___ MATERIAL FOR THIS EXERCISE ___
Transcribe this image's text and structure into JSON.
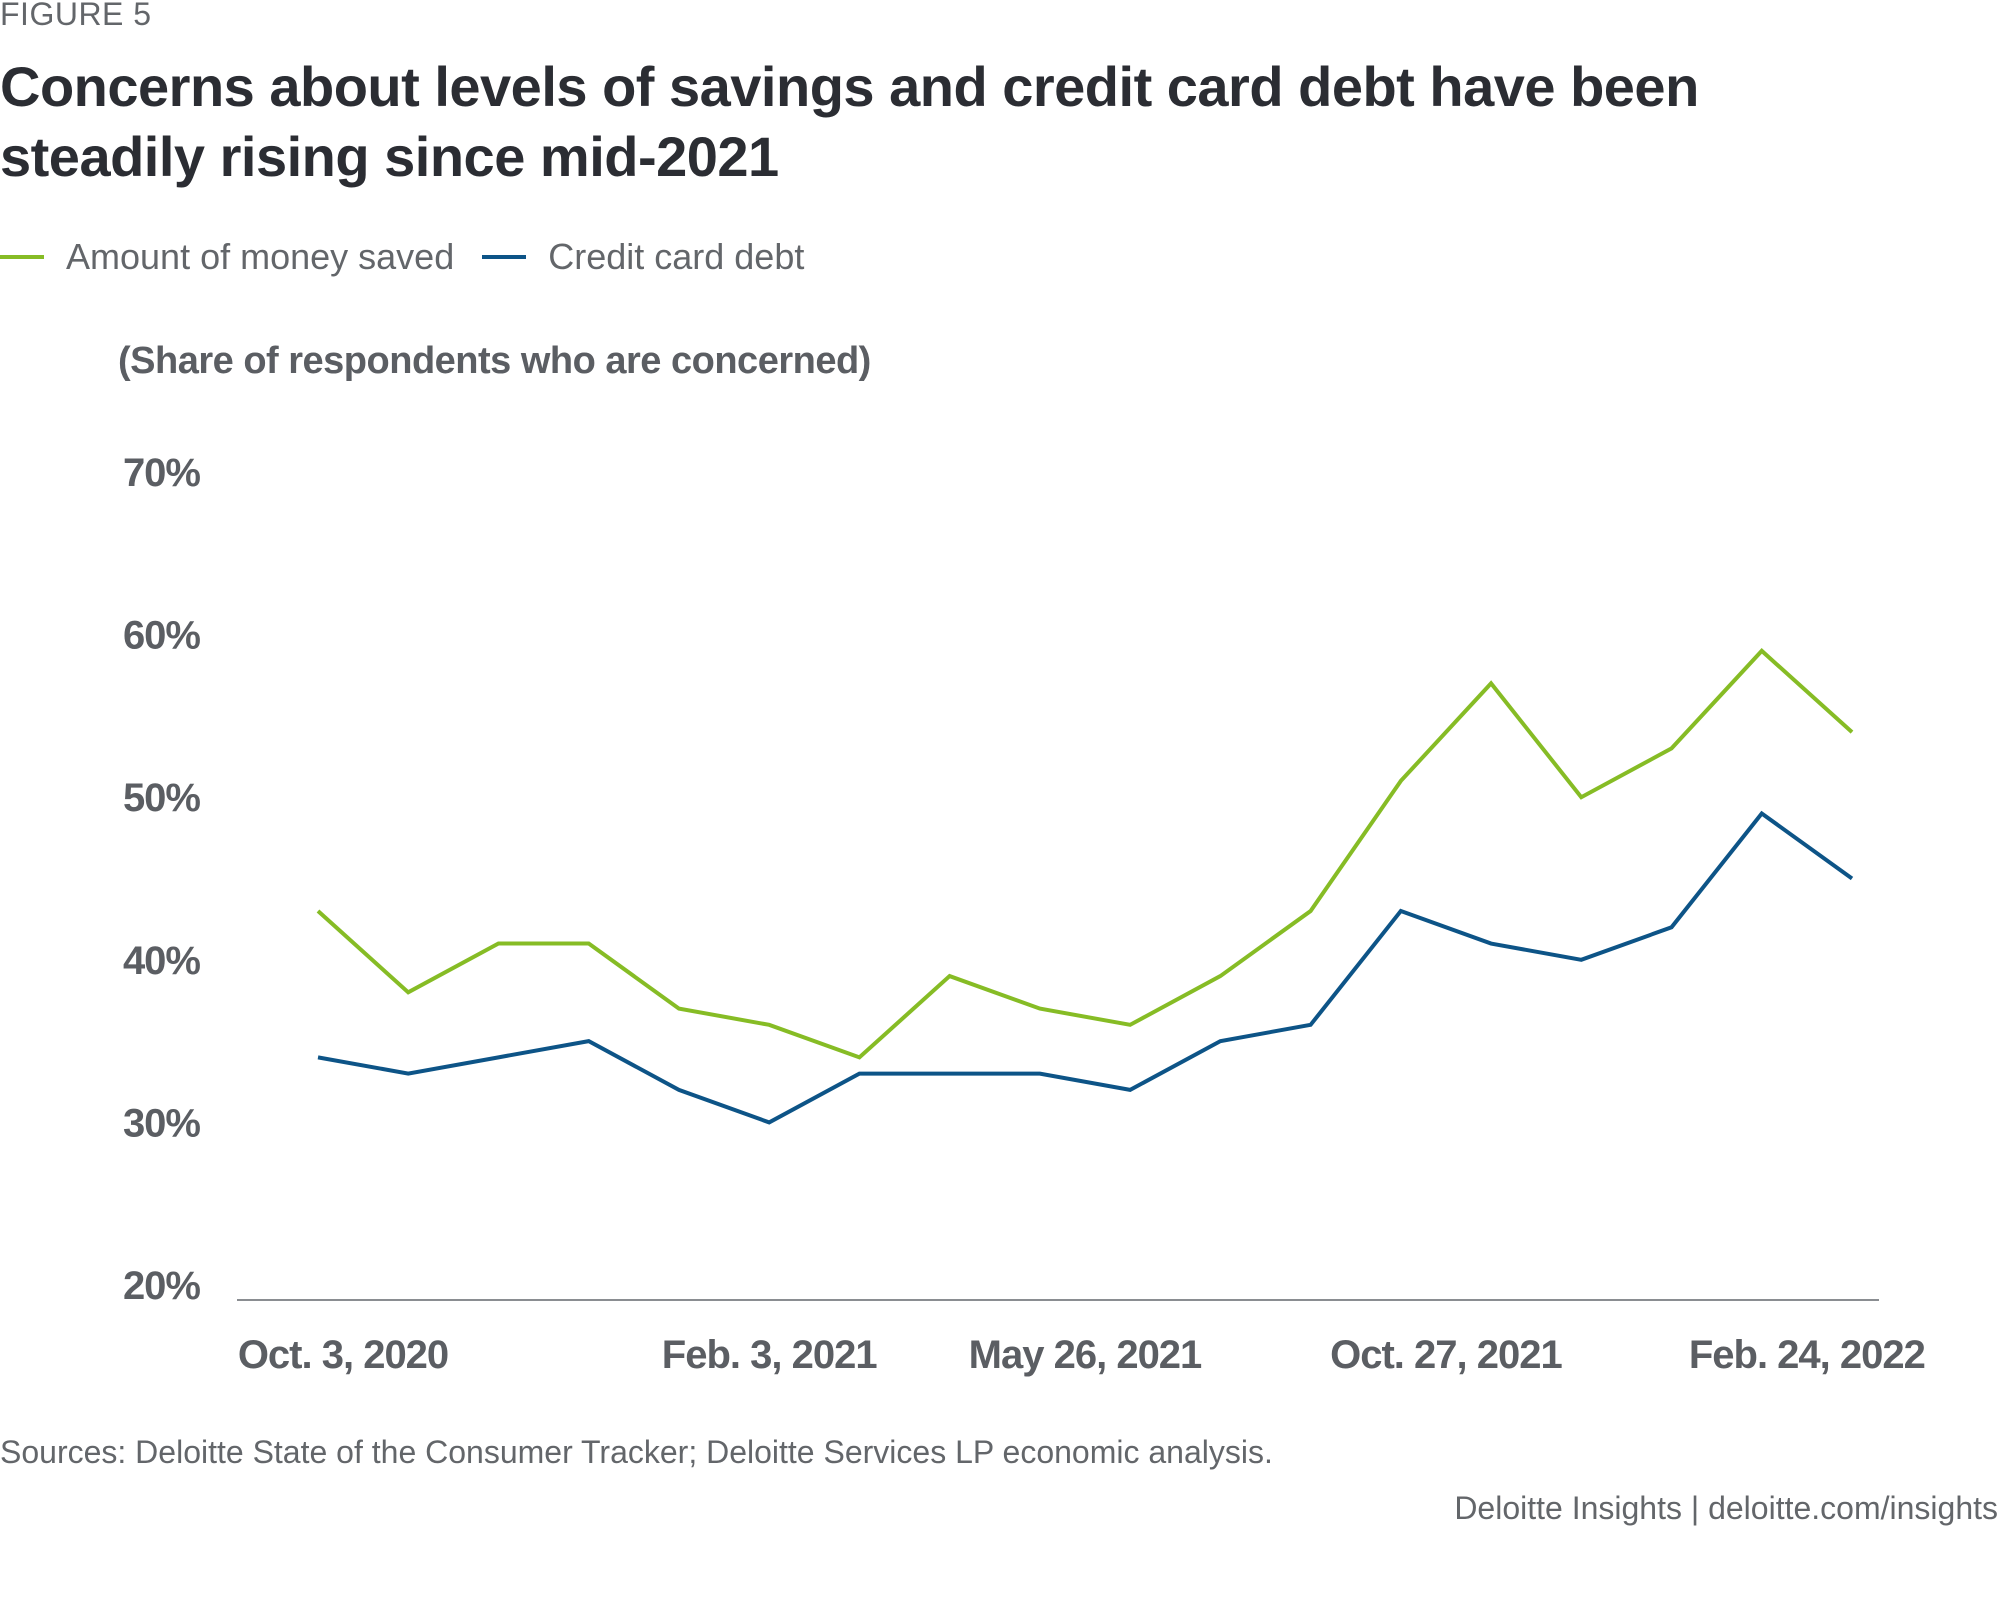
{
  "figure_label": "FIGURE 5",
  "title": "Concerns about levels of savings and credit card debt have been steadily rising since mid-2021",
  "legend": [
    {
      "name": "Amount of money saved",
      "color": "#86bc25"
    },
    {
      "name": "Credit card debt",
      "color": "#0d5487"
    }
  ],
  "source": "Sources: Deloitte State of the Consumer Tracker; Deloitte Services LP economic analysis.",
  "credit": "Deloitte Insights | deloitte.com/insights",
  "chart_data": {
    "type": "line",
    "title": "Concerns about levels of savings and credit card debt have been steadily rising since mid-2021",
    "ylabel": "(Share of respondents who are concerned)",
    "xlabel": "",
    "ylim": [
      20,
      70
    ],
    "yticks": [
      "70%",
      "60%",
      "50%",
      "40%",
      "30%",
      "20%"
    ],
    "ytick_values": [
      70,
      60,
      50,
      40,
      30,
      20
    ],
    "xtick_labels": [
      {
        "label": "Oct. 3, 2020",
        "index": 0
      },
      {
        "label": "Feb. 3, 2021",
        "index": 5
      },
      {
        "label": "May 26, 2021",
        "index": 8.5
      },
      {
        "label": "Oct. 27, 2021",
        "index": 12.5
      },
      {
        "label": "Feb. 24, 2022",
        "index": 16.5
      }
    ],
    "n_points": 18,
    "grid": false,
    "legend_position": "top-left",
    "series": [
      {
        "name": "Amount of money saved",
        "color": "#86bc25",
        "values": [
          43,
          38,
          41,
          41,
          37,
          36,
          34,
          39,
          37,
          36,
          39,
          43,
          51,
          57,
          50,
          53,
          59,
          54
        ]
      },
      {
        "name": "Credit card debt",
        "color": "#0d5487",
        "values": [
          34,
          33,
          34,
          35,
          32,
          30,
          33,
          33,
          33,
          32,
          35,
          36,
          43,
          41,
          40,
          42,
          49,
          45
        ]
      }
    ]
  }
}
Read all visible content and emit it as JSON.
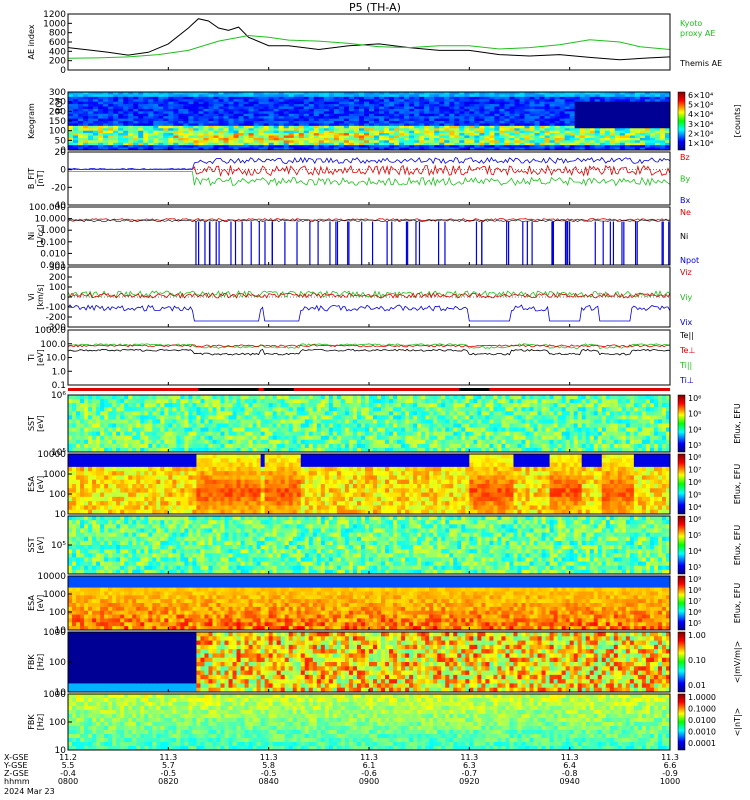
{
  "title": "P5 (TH-A)",
  "colors": {
    "green": "#20c020",
    "black": "#000000",
    "red": "#e00000",
    "blue": "#0000e0",
    "bg": "#ffffff"
  },
  "chart_data": {
    "type": "line",
    "x_ticks": [
      "0800",
      "0820",
      "0840",
      "0900",
      "0920",
      "0940",
      "1000"
    ],
    "footer": {
      "rows": [
        {
          "label": "X-GSE",
          "values": [
            "11.2",
            "11.3",
            "11.3",
            "11.3",
            "11.3",
            "11.3",
            "11.3"
          ]
        },
        {
          "label": "Y-GSE",
          "values": [
            "5.5",
            "5.7",
            "5.8",
            "6.1",
            "6.3",
            "6.4",
            "6.6"
          ]
        },
        {
          "label": "Z-GSE",
          "values": [
            "-0.4",
            "-0.5",
            "-0.5",
            "-0.6",
            "-0.7",
            "-0.8",
            "-0.9"
          ]
        },
        {
          "label": "hhmm",
          "values": [
            "0800",
            "0820",
            "0840",
            "0900",
            "0920",
            "0940",
            "1000"
          ]
        }
      ],
      "date": "2024 Mar 23"
    },
    "panels": [
      {
        "name": "AE index",
        "ylabel": "AE index",
        "ticks": [
          "1200",
          "1000",
          "800",
          "600",
          "400",
          "200",
          "0"
        ],
        "ylim": [
          0,
          1200
        ],
        "legend": [
          {
            "text": "Kyoto",
            "color": "#20c020"
          },
          {
            "text": "proxy AE",
            "color": "#20c020"
          },
          {
            "text": "Themis AE",
            "color": "#000000"
          }
        ],
        "series": [
          {
            "name": "Themis AE",
            "color": "#000000",
            "x": [
              0,
              4,
              8,
              12,
              16,
              20,
              24,
              26,
              28,
              30,
              32,
              34,
              36,
              40,
              44,
              50,
              56,
              62,
              68,
              74,
              80,
              86,
              92,
              98,
              104,
              110,
              116,
              120
            ],
            "y": [
              480,
              430,
              380,
              320,
              380,
              560,
              900,
              1100,
              1050,
              900,
              850,
              920,
              700,
              520,
              520,
              440,
              520,
              560,
              480,
              420,
              420,
              330,
              300,
              330,
              270,
              220,
              260,
              280
            ]
          },
          {
            "name": "Kyoto proxy AE",
            "color": "#20c020",
            "x": [
              0,
              6,
              12,
              18,
              24,
              30,
              36,
              40,
              44,
              50,
              56,
              62,
              68,
              74,
              80,
              86,
              92,
              98,
              104,
              110,
              114,
              120
            ],
            "y": [
              250,
              260,
              280,
              330,
              420,
              620,
              740,
              700,
              640,
              620,
              570,
              500,
              480,
              520,
              520,
              450,
              480,
              540,
              650,
              600,
              500,
              440
            ]
          }
        ]
      },
      {
        "name": "Keogram",
        "ylabel": "Keogram",
        "ticks": [
          "300",
          "250",
          "200",
          "150",
          "100",
          "50",
          "0"
        ],
        "ylim": [
          0,
          300
        ],
        "top_label": "ROI",
        "colorbar": {
          "labels": [
            "6×10⁴",
            "5×10⁴",
            "4×10⁴",
            "3×10⁴",
            "2×10⁴",
            "1×10⁴"
          ],
          "unit": "[counts]"
        }
      },
      {
        "name": "B FIT",
        "ylabel": "B_FIT",
        "units": "[nT]",
        "ticks": [
          "20",
          "0",
          "-20",
          "-40"
        ],
        "ylim": [
          -40,
          20
        ],
        "legend": [
          {
            "text": "Bz",
            "color": "#e00000"
          },
          {
            "text": "By",
            "color": "#20c020"
          },
          {
            "text": "Bx",
            "color": "#0000e0"
          }
        ]
      },
      {
        "name": "Ni",
        "ylabel": "Ni",
        "units": "[1/cc]",
        "ticks": [
          "100.000",
          "10.000",
          "1.000",
          "0.100",
          "0.010",
          "0.001"
        ],
        "ylim": [
          0.001,
          100
        ],
        "legend": [
          {
            "text": "Ne",
            "color": "#e00000"
          },
          {
            "text": "Ni",
            "color": "#000000"
          },
          {
            "text": "Npot",
            "color": "#0000e0"
          }
        ]
      },
      {
        "name": "Vi",
        "ylabel": "Vi",
        "units": "[km/s]",
        "ticks": [
          "300",
          "200",
          "100",
          "0",
          "-100",
          "-200",
          "-300"
        ],
        "ylim": [
          -300,
          300
        ],
        "legend": [
          {
            "text": "Viz",
            "color": "#e00000"
          },
          {
            "text": "Viy",
            "color": "#20c020"
          },
          {
            "text": "Vix",
            "color": "#0000e0"
          }
        ]
      },
      {
        "name": "Ti",
        "ylabel": "Ti",
        "units": "[eV]",
        "ticks": [
          "1000.0",
          "100.0",
          "10.0",
          "1.0",
          "0.1"
        ],
        "ylim": [
          0.1,
          1000
        ],
        "legend": [
          {
            "text": "Te||",
            "color": "#000000"
          },
          {
            "text": "Te⊥",
            "color": "#e00000"
          },
          {
            "text": "Ti||",
            "color": "#20c020"
          },
          {
            "text": "Ti⊥",
            "color": "#0000e0"
          }
        ]
      },
      {
        "name": "SST ion",
        "ylabel": "SST",
        "units": "[eV]",
        "ticks": [
          "10⁶",
          "10⁵"
        ],
        "colorbar": {
          "labels": [
            "10⁶",
            "10⁵",
            "10⁴",
            "10³"
          ],
          "unit": "Eflux, EFU"
        }
      },
      {
        "name": "ESA ion",
        "ylabel": "ESA",
        "units": "[eV]",
        "ticks": [
          "10000",
          "1000",
          "100",
          "10"
        ],
        "colorbar": {
          "labels": [
            "10⁸",
            "10⁷",
            "10⁶",
            "10⁵",
            "10⁴"
          ],
          "unit": "Eflux, EFU"
        }
      },
      {
        "name": "SST elec",
        "ylabel": "SST",
        "units": "[eV]",
        "ticks": [
          "10⁵"
        ],
        "colorbar": {
          "labels": [
            "10⁶",
            "10⁵",
            "10⁴",
            "10³"
          ],
          "unit": "Eflux, EFU"
        }
      },
      {
        "name": "ESA elec",
        "ylabel": "ESA",
        "units": "[eV]",
        "ticks": [
          "10000",
          "1000",
          "100",
          "10"
        ],
        "colorbar": {
          "labels": [
            "10⁹",
            "10⁸",
            "10⁷",
            "10⁶",
            "10⁵"
          ],
          "unit": "Eflux, EFU"
        }
      },
      {
        "name": "FBK E",
        "ylabel": "FBK",
        "units": "[Hz]",
        "ticks": [
          "1000",
          "100",
          "10"
        ],
        "colorbar": {
          "labels": [
            "1.00",
            "0.10",
            "0.01"
          ],
          "unit": "<|mV/m|>"
        }
      },
      {
        "name": "FBK B",
        "ylabel": "FBK",
        "units": "[Hz]",
        "ticks": [
          "1000",
          "100",
          "10"
        ],
        "colorbar": {
          "labels": [
            "1.0000",
            "0.1000",
            "0.0100",
            "0.0010",
            "0.0001"
          ],
          "unit": "<|nT|>"
        }
      }
    ]
  }
}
___
_PROBLEM DESCRIPTION_. Your task is to report how many lines of the material include the string "card". Give the number and no other words.

_OUTPUT FOR THIS TASK_. 4